**DO THIS**:
Each entry has to be copied exactly, with nothing missed.

**ITEMS**:
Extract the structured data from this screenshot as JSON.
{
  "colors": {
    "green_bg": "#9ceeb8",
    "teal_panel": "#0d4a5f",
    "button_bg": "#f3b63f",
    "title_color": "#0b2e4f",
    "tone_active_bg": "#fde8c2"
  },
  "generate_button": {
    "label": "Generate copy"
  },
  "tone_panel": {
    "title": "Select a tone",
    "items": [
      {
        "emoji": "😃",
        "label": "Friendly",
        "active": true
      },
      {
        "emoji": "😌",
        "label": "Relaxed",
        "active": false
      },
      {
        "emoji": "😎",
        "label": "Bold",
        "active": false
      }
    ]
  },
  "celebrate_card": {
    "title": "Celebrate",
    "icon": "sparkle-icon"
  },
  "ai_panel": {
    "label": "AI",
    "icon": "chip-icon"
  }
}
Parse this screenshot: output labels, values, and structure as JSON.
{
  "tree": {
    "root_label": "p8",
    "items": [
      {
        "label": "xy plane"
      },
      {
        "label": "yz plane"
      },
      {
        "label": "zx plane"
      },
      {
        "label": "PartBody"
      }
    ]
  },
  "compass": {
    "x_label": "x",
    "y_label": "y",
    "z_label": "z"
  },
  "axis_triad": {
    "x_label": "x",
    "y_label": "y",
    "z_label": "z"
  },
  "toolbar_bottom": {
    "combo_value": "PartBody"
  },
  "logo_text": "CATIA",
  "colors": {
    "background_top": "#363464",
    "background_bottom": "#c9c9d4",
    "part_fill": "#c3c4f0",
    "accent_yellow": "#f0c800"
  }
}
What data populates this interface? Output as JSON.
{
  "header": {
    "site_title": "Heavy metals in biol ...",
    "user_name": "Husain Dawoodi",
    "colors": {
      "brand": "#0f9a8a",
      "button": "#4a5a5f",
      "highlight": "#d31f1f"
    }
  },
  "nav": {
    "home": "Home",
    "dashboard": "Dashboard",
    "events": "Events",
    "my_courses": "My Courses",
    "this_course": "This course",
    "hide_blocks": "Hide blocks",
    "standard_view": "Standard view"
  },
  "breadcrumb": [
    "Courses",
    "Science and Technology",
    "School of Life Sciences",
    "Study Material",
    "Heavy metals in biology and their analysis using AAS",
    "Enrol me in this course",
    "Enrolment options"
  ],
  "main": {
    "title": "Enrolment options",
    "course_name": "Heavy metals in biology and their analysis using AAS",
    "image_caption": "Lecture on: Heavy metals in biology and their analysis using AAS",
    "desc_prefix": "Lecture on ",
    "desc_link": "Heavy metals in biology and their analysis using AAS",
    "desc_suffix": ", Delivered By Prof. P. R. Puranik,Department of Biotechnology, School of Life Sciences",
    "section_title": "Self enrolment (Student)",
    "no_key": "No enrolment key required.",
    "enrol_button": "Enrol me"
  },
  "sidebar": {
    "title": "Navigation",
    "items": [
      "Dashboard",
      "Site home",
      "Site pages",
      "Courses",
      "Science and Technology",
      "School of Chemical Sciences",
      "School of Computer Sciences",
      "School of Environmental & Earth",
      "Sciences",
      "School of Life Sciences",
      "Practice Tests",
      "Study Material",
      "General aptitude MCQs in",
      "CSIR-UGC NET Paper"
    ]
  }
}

**COMPLETE OUTPUT**:
Extract the structured data from this screenshot as JSON.
{
  "colors": {
    "green_bg": "#9ceeb8",
    "teal_panel": "#0d4a5f",
    "button_bg": "#f3b63f",
    "title_color": "#0b2e4f",
    "tone_active_bg": "#fde8c2"
  },
  "generate_button": {
    "label": "Generate copy"
  },
  "tone_panel": {
    "title": "Select a tone",
    "items": [
      {
        "emoji": "😃",
        "label": "Friendly",
        "active": true
      },
      {
        "emoji": "😌",
        "label": "Relaxed",
        "active": false
      },
      {
        "emoji": "😎",
        "label": "Bold",
        "active": false
      }
    ]
  },
  "celebrate_card": {
    "title": "Celebrate",
    "icon": "sparkle-icon"
  },
  "ai_panel": {
    "label": "AI",
    "icon": "chip-icon"
  }
}
Parse this screenshot: output labels, values, and structure as JSON.
{
  "tree": {
    "root_label": "p8",
    "items": [
      {
        "label": "xy plane"
      },
      {
        "label": "yz plane"
      },
      {
        "label": "zx plane"
      },
      {
        "label": "PartBody"
      }
    ]
  },
  "compass": {
    "x_label": "x",
    "y_label": "y",
    "z_label": "z"
  },
  "axis_triad": {
    "x_label": "x",
    "y_label": "y",
    "z_label": "z"
  },
  "toolbar_bottom": {
    "combo_value": "PartBody"
  },
  "logo_text": "CATIA",
  "colors": {
    "background_top": "#363464",
    "background_bottom": "#c9c9d4",
    "part_fill": "#c3c4f0",
    "accent_yellow": "#f0c800"
  }
}
What data populates this interface? Output as JSON.
{
  "header": {
    "site_title": "Heavy metals in biol ...",
    "user_name": "Husain Dawoodi",
    "colors": {
      "brand": "#0f9a8a",
      "button": "#4a5a5f",
      "highlight": "#d31f1f"
    }
  },
  "nav": {
    "home": "Home",
    "dashboard": "Dashboard",
    "events": "Events",
    "my_courses": "My Courses",
    "this_course": "This course",
    "hide_blocks": "Hide blocks",
    "standard_view": "Standard view"
  },
  "breadcrumb": [
    "Courses",
    "Science and Technology",
    "School of Life Sciences",
    "Study Material",
    "Heavy metals in biology and their analysis using AAS",
    "Enrol me in this course",
    "Enrolment options"
  ],
  "main": {
    "title": "Enrolment options",
    "course_name": "Heavy metals in biology and their analysis using AAS",
    "image_caption": "Lecture on: Heavy metals in biology and their analysis using AAS",
    "desc_prefix": "Lecture on ",
    "desc_link": "Heavy metals in biology and their analysis using AAS",
    "desc_suffix": ", Delivered By Prof. P. R. Puranik,Department of Biotechnology, School of Life Sciences",
    "section_title": "Self enrolment (Student)",
    "no_key": "No enrolment key required.",
    "enrol_button": "Enrol me"
  },
  "sidebar": {
    "title": "Navigation",
    "items": [
      "Dashboard",
      "Site home",
      "Site pages",
      "Courses",
      "Science and Technology",
      "School of Chemical Sciences",
      "School of Computer Sciences",
      "School of Environmental & Earth",
      "Sciences",
      "School of Life Sciences",
      "Practice Tests",
      "Study Material",
      "General aptitude MCQs in",
      "CSIR-UGC NET Paper"
    ]
  }
}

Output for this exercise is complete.